» Prompt:
Please reproduce the rows below verbatim, omitting the pictures from your answer.

____ Data provided

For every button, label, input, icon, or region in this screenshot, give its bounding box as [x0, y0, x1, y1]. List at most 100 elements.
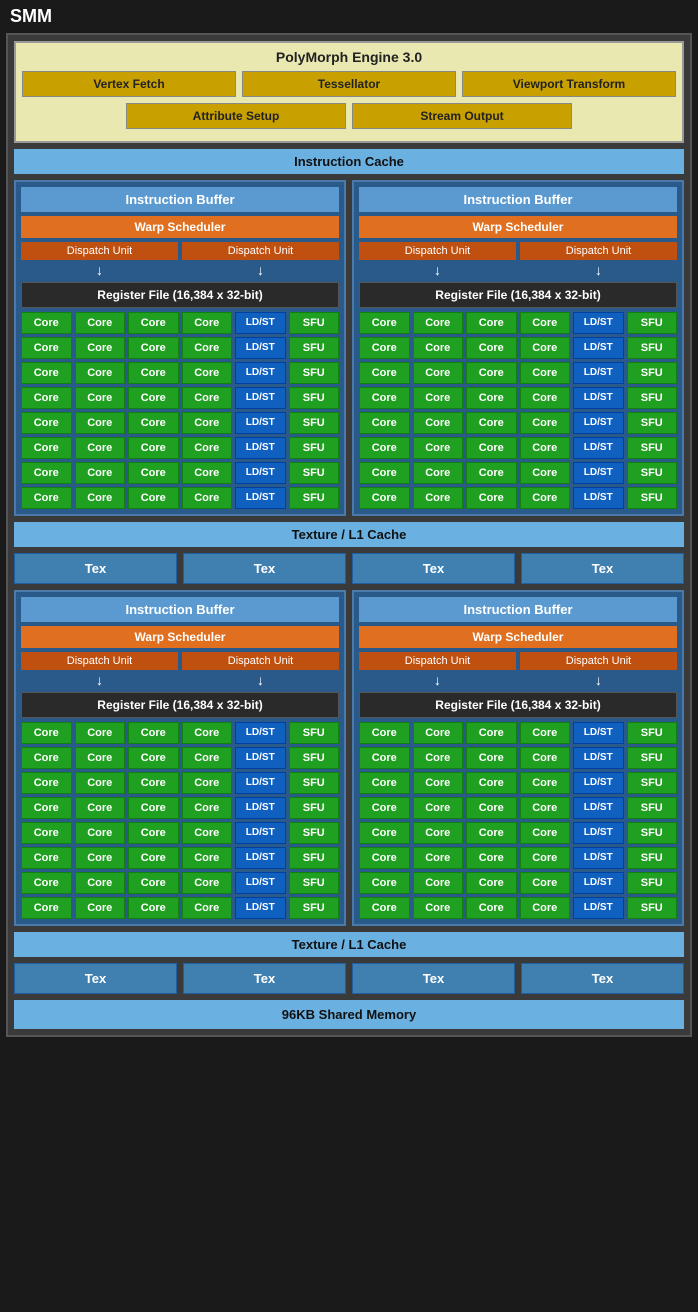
- core-cell: Core: [75, 897, 126, 919]
- ldst-cell: LD/ST: [235, 312, 286, 334]
- dispatch1-top-left: Dispatch Unit: [21, 242, 178, 260]
- sfu-cell: SFU: [289, 872, 340, 894]
- core-row: Core Core Core Core LD/ST SFU: [359, 337, 677, 359]
- core-cell: Core: [75, 722, 126, 744]
- rf-top-right: Register File (16,384 x 32-bit): [359, 282, 677, 308]
- core-cell: Core: [359, 337, 410, 359]
- core-row: Core Core Core Core LD/ST SFU: [21, 822, 339, 844]
- core-cell: Core: [466, 412, 517, 434]
- ib-top-left: Instruction Buffer: [21, 187, 339, 212]
- core-cell: Core: [182, 487, 233, 509]
- core-row: Core Core Core Core LD/ST SFU: [21, 722, 339, 744]
- ib-bottom-left: Instruction Buffer: [21, 597, 339, 622]
- core-cell: Core: [128, 362, 179, 384]
- arrows-bottom-right: ↓ ↓: [359, 672, 677, 688]
- sfu-cell: SFU: [289, 487, 340, 509]
- sfu-cell: SFU: [289, 387, 340, 409]
- tex1-bottom: Tex: [14, 963, 177, 994]
- core-row: Core Core Core Core LD/ST SFU: [359, 487, 677, 509]
- arrow1-bottom-right: ↓: [359, 672, 516, 688]
- core-cell: Core: [128, 847, 179, 869]
- tex4-top: Tex: [521, 553, 684, 584]
- arrows-top-right: ↓ ↓: [359, 262, 677, 278]
- sfu-cell: SFU: [627, 412, 678, 434]
- dispatch-row-bottom-right: Dispatch Unit Dispatch Unit: [359, 652, 677, 670]
- sfu-cell: SFU: [627, 847, 678, 869]
- arrows-bottom-left: ↓ ↓: [21, 672, 339, 688]
- ldst-cell: LD/ST: [235, 412, 286, 434]
- core-cell: Core: [520, 312, 571, 334]
- core-cell: Core: [21, 362, 72, 384]
- core-cell: Core: [520, 772, 571, 794]
- core-row: Core Core Core Core LD/ST SFU: [21, 437, 339, 459]
- core-cell: Core: [21, 437, 72, 459]
- sfu-cell: SFU: [627, 897, 678, 919]
- tex4-bottom: Tex: [521, 963, 684, 994]
- core-row: Core Core Core Core LD/ST SFU: [21, 487, 339, 509]
- ib-top-right: Instruction Buffer: [359, 187, 677, 212]
- core-cell: Core: [520, 387, 571, 409]
- core-cell: Core: [413, 462, 464, 484]
- ldst-cell: LD/ST: [235, 437, 286, 459]
- core-cell: Core: [359, 847, 410, 869]
- core-row: Core Core Core Core LD/ST SFU: [21, 387, 339, 409]
- ws-top-right: Warp Scheduler: [359, 216, 677, 238]
- core-cell: Core: [359, 897, 410, 919]
- core-cell: Core: [21, 337, 72, 359]
- sfu-cell: SFU: [289, 897, 340, 919]
- arrows-top-left: ↓ ↓: [21, 262, 339, 278]
- ldst-cell: LD/ST: [573, 337, 624, 359]
- core-cell: Core: [128, 822, 179, 844]
- core-row: Core Core Core Core LD/ST SFU: [21, 897, 339, 919]
- sfu-cell: SFU: [627, 362, 678, 384]
- core-cell: Core: [182, 437, 233, 459]
- core-row: Core Core Core Core LD/ST SFU: [21, 797, 339, 819]
- dispatch1-top-right: Dispatch Unit: [359, 242, 516, 260]
- attribute-setup: Attribute Setup: [126, 103, 346, 129]
- core-cell: Core: [21, 822, 72, 844]
- tessellator: Tessellator: [242, 71, 456, 97]
- core-row: Core Core Core Core LD/ST SFU: [359, 462, 677, 484]
- sfu-cell: SFU: [627, 872, 678, 894]
- core-cell: Core: [21, 312, 72, 334]
- core-cell: Core: [128, 872, 179, 894]
- ws-bottom-right: Warp Scheduler: [359, 626, 677, 648]
- ldst-cell: LD/ST: [573, 362, 624, 384]
- core-cell: Core: [128, 412, 179, 434]
- sfu-cell: SFU: [289, 722, 340, 744]
- core-cell: Core: [520, 337, 571, 359]
- core-grid-top-right: Core Core Core Core LD/ST SFU Core Core …: [359, 312, 677, 509]
- core-cell: Core: [520, 362, 571, 384]
- core-cell: Core: [466, 487, 517, 509]
- smm-title: SMM: [0, 0, 698, 33]
- core-cell: Core: [520, 487, 571, 509]
- core-cell: Core: [21, 462, 72, 484]
- ldst-cell: LD/ST: [235, 722, 286, 744]
- dispatch-row-bottom-left: Dispatch Unit Dispatch Unit: [21, 652, 339, 670]
- sfu-cell: SFU: [289, 312, 340, 334]
- polymorph-title: PolyMorph Engine 3.0: [22, 49, 676, 65]
- core-cell: Core: [182, 747, 233, 769]
- core-cell: Core: [359, 387, 410, 409]
- core-cell: Core: [75, 437, 126, 459]
- core-cell: Core: [413, 872, 464, 894]
- core-cell: Core: [128, 797, 179, 819]
- tex-row-top: Tex Tex Tex Tex: [14, 553, 684, 584]
- core-cell: Core: [359, 462, 410, 484]
- outer-wrapper: PolyMorph Engine 3.0 Vertex Fetch Tessel…: [6, 33, 692, 1037]
- core-row: Core Core Core Core LD/ST SFU: [359, 362, 677, 384]
- ldst-cell: LD/ST: [235, 747, 286, 769]
- ldst-cell: LD/ST: [235, 362, 286, 384]
- core-cell: Core: [359, 312, 410, 334]
- core-row: Core Core Core Core LD/ST SFU: [21, 337, 339, 359]
- core-cell: Core: [75, 797, 126, 819]
- ldst-cell: LD/ST: [573, 437, 624, 459]
- core-cell: Core: [182, 797, 233, 819]
- tex3-top: Tex: [352, 553, 515, 584]
- core-cell: Core: [21, 387, 72, 409]
- core-cell: Core: [128, 462, 179, 484]
- sm-block-top-left: Instruction Buffer Warp Scheduler Dispat…: [14, 180, 346, 516]
- core-cell: Core: [75, 387, 126, 409]
- sfu-cell: SFU: [289, 772, 340, 794]
- core-cell: Core: [21, 747, 72, 769]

________

» Answer to this task:
For every button, label, input, icon, or region in this screenshot, give its bounding box as [x0, y0, x1, y1]. List at most 100 elements.
- core-cell: Core: [75, 897, 126, 919]
- ldst-cell: LD/ST: [235, 312, 286, 334]
- dispatch1-top-left: Dispatch Unit: [21, 242, 178, 260]
- sfu-cell: SFU: [289, 872, 340, 894]
- core-row: Core Core Core Core LD/ST SFU: [359, 337, 677, 359]
- core-cell: Core: [75, 722, 126, 744]
- rf-top-right: Register File (16,384 x 32-bit): [359, 282, 677, 308]
- core-cell: Core: [359, 337, 410, 359]
- core-row: Core Core Core Core LD/ST SFU: [21, 822, 339, 844]
- core-cell: Core: [466, 412, 517, 434]
- ib-top-left: Instruction Buffer: [21, 187, 339, 212]
- core-cell: Core: [182, 487, 233, 509]
- core-row: Core Core Core Core LD/ST SFU: [21, 722, 339, 744]
- ib-bottom-left: Instruction Buffer: [21, 597, 339, 622]
- core-cell: Core: [128, 362, 179, 384]
- arrows-bottom-right: ↓ ↓: [359, 672, 677, 688]
- sfu-cell: SFU: [289, 487, 340, 509]
- sfu-cell: SFU: [289, 387, 340, 409]
- tex1-bottom: Tex: [14, 963, 177, 994]
- core-row: Core Core Core Core LD/ST SFU: [359, 487, 677, 509]
- arrow1-bottom-right: ↓: [359, 672, 516, 688]
- core-cell: Core: [128, 847, 179, 869]
- tex4-top: Tex: [521, 553, 684, 584]
- arrows-top-right: ↓ ↓: [359, 262, 677, 278]
- sfu-cell: SFU: [627, 412, 678, 434]
- dispatch-row-bottom-right: Dispatch Unit Dispatch Unit: [359, 652, 677, 670]
- sfu-cell: SFU: [627, 847, 678, 869]
- arrows-bottom-left: ↓ ↓: [21, 672, 339, 688]
- ldst-cell: LD/ST: [235, 412, 286, 434]
- core-cell: Core: [520, 312, 571, 334]
- core-cell: Core: [21, 362, 72, 384]
- core-cell: Core: [520, 772, 571, 794]
- core-row: Core Core Core Core LD/ST SFU: [21, 437, 339, 459]
- core-cell: Core: [21, 437, 72, 459]
- sfu-cell: SFU: [627, 897, 678, 919]
- tex4-bottom: Tex: [521, 963, 684, 994]
- core-row: Core Core Core Core LD/ST SFU: [21, 487, 339, 509]
- ib-top-right: Instruction Buffer: [359, 187, 677, 212]
- core-cell: Core: [520, 387, 571, 409]
- core-cell: Core: [413, 462, 464, 484]
- ldst-cell: LD/ST: [235, 437, 286, 459]
- core-cell: Core: [359, 847, 410, 869]
- core-row: Core Core Core Core LD/ST SFU: [21, 387, 339, 409]
- ws-top-right: Warp Scheduler: [359, 216, 677, 238]
- core-cell: Core: [359, 897, 410, 919]
- core-cell: Core: [21, 337, 72, 359]
- sfu-cell: SFU: [289, 897, 340, 919]
- arrows-top-left: ↓ ↓: [21, 262, 339, 278]
- ldst-cell: LD/ST: [573, 337, 624, 359]
- core-cell: Core: [128, 822, 179, 844]
- core-row: Core Core Core Core LD/ST SFU: [21, 897, 339, 919]
- sfu-cell: SFU: [627, 362, 678, 384]
- core-cell: Core: [182, 437, 233, 459]
- core-row: Core Core Core Core LD/ST SFU: [21, 797, 339, 819]
- dispatch1-top-right: Dispatch Unit: [359, 242, 516, 260]
- attribute-setup: Attribute Setup: [126, 103, 346, 129]
- core-cell: Core: [21, 822, 72, 844]
- tessellator: Tessellator: [242, 71, 456, 97]
- core-row: Core Core Core Core LD/ST SFU: [359, 462, 677, 484]
- sfu-cell: SFU: [627, 872, 678, 894]
- core-cell: Core: [21, 312, 72, 334]
- core-cell: Core: [128, 872, 179, 894]
- ws-bottom-right: Warp Scheduler: [359, 626, 677, 648]
- ldst-cell: LD/ST: [573, 362, 624, 384]
- core-cell: Core: [128, 412, 179, 434]
- sfu-cell: SFU: [289, 722, 340, 744]
- core-cell: Core: [520, 337, 571, 359]
- core-grid-top-right: Core Core Core Core LD/ST SFU Core Core …: [359, 312, 677, 509]
- core-cell: Core: [520, 362, 571, 384]
- core-cell: Core: [466, 487, 517, 509]
- smm-title: SMM: [0, 0, 698, 33]
- core-cell: Core: [520, 487, 571, 509]
- core-cell: Core: [21, 462, 72, 484]
- ldst-cell: LD/ST: [235, 722, 286, 744]
- dispatch-row-bottom-left: Dispatch Unit Dispatch Unit: [21, 652, 339, 670]
- sfu-cell: SFU: [289, 312, 340, 334]
- polymorph-title: PolyMorph Engine 3.0: [22, 49, 676, 65]
- core-cell: Core: [182, 747, 233, 769]
- core-cell: Core: [359, 387, 410, 409]
- core-cell: Core: [75, 437, 126, 459]
- core-cell: Core: [413, 872, 464, 894]
- core-cell: Core: [128, 797, 179, 819]
- tex-row-top: Tex Tex Tex Tex: [14, 553, 684, 584]
- core-cell: Core: [359, 462, 410, 484]
- outer-wrapper: PolyMorph Engine 3.0 Vertex Fetch Tessel…: [6, 33, 692, 1037]
- core-row: Core Core Core Core LD/ST SFU: [359, 362, 677, 384]
- ldst-cell: LD/ST: [235, 747, 286, 769]
- ldst-cell: LD/ST: [235, 362, 286, 384]
- core-cell: Core: [359, 312, 410, 334]
- core-row: Core Core Core Core LD/ST SFU: [21, 337, 339, 359]
- core-cell: Core: [75, 797, 126, 819]
- ldst-cell: LD/ST: [573, 437, 624, 459]
- core-cell: Core: [182, 797, 233, 819]
- tex3-top: Tex: [352, 553, 515, 584]
- core-cell: Core: [21, 387, 72, 409]
- core-cell: Core: [128, 462, 179, 484]
- sm-block-top-left: Instruction Buffer Warp Scheduler Dispat…: [14, 180, 346, 516]
- core-cell: Core: [75, 387, 126, 409]
- sfu-cell: SFU: [289, 772, 340, 794]
- core-cell: Core: [21, 747, 72, 769]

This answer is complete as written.